Instructions for the task. Within the listing below, locate all lines containing the word "babae". Copy each one.

Dataset records.
□ □ □

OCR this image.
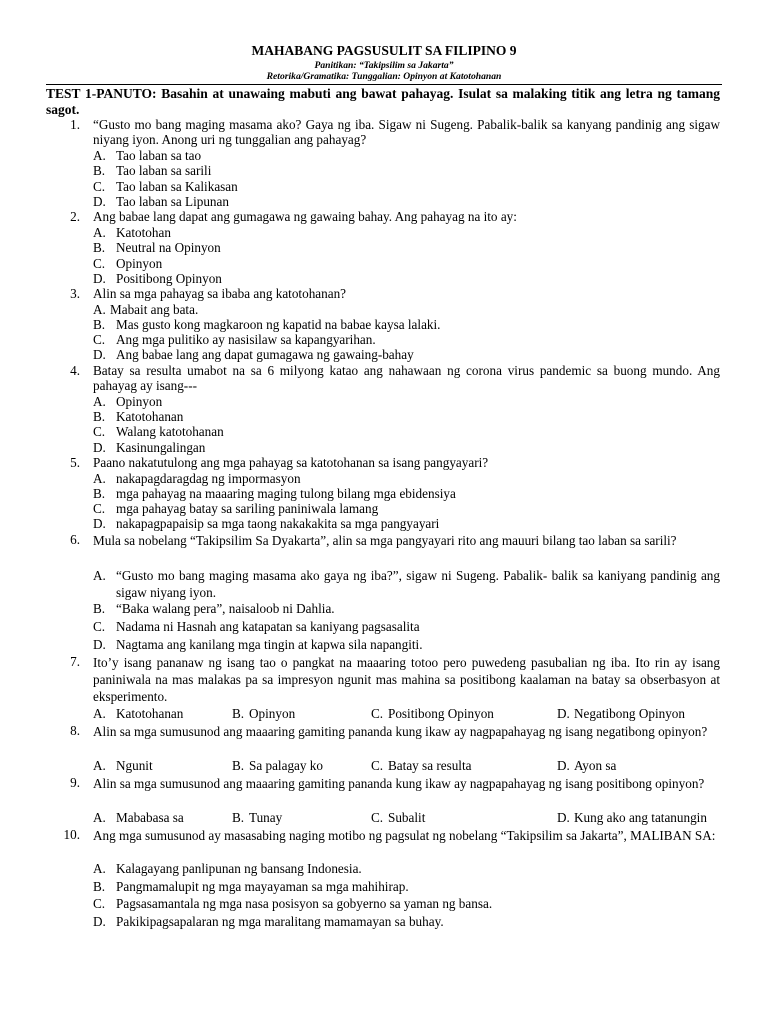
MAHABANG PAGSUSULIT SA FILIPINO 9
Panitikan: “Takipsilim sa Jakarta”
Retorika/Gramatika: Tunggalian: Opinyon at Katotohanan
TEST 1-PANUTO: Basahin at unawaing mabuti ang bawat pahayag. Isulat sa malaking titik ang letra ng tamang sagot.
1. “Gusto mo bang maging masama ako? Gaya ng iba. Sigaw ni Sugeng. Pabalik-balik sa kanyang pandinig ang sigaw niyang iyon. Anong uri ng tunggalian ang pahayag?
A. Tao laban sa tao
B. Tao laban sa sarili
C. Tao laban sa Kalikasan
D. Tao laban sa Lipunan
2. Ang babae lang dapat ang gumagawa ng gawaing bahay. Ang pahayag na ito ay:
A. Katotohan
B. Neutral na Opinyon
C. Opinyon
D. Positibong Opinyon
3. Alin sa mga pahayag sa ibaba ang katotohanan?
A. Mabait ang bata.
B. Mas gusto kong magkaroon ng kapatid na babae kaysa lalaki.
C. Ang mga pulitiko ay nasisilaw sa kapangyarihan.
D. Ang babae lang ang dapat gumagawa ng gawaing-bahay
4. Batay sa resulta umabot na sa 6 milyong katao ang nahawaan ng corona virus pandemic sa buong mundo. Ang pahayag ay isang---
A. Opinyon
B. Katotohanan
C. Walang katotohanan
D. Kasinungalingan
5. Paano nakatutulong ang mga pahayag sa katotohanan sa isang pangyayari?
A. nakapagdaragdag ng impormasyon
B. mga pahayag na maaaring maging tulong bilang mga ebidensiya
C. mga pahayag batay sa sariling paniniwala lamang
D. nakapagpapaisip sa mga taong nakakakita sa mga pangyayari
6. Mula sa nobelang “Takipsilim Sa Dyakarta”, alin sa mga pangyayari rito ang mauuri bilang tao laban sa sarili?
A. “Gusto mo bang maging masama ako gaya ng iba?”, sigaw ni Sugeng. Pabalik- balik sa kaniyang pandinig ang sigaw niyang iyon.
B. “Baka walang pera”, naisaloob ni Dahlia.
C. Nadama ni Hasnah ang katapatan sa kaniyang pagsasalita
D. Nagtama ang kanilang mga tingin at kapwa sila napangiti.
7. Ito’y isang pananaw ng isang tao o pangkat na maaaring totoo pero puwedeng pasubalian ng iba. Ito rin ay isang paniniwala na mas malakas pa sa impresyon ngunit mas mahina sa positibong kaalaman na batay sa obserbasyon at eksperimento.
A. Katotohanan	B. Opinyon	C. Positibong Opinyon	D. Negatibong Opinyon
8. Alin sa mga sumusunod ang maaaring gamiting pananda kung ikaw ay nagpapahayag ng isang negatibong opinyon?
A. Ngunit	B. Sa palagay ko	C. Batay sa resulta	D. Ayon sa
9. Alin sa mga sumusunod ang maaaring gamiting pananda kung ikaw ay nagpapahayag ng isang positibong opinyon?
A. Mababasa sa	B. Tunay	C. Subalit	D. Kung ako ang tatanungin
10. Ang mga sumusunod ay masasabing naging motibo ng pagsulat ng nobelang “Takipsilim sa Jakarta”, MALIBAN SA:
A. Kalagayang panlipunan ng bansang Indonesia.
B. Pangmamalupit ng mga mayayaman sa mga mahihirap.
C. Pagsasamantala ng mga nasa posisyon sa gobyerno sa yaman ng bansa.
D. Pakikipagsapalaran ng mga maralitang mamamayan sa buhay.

□ □ □

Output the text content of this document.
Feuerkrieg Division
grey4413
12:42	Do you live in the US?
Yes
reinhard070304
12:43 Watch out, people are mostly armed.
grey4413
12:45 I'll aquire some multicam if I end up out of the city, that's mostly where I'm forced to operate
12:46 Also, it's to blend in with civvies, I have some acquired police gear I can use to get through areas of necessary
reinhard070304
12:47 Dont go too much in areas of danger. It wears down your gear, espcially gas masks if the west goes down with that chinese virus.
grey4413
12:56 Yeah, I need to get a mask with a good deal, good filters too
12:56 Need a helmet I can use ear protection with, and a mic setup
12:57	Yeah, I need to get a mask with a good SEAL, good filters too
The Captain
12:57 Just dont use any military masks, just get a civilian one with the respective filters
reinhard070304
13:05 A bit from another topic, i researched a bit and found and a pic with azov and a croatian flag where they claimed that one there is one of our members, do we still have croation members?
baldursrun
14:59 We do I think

□ □ □

Task output.
2. Ang babae lang dapat ang gumagawa ng gawaing bahay. Ang pahayag na ito ay:
B. Mas gusto kong magkaroon ng kapatid na babae kaysa lalaki.
D. Ang babae lang ang dapat gumagawa ng gawaing-bahay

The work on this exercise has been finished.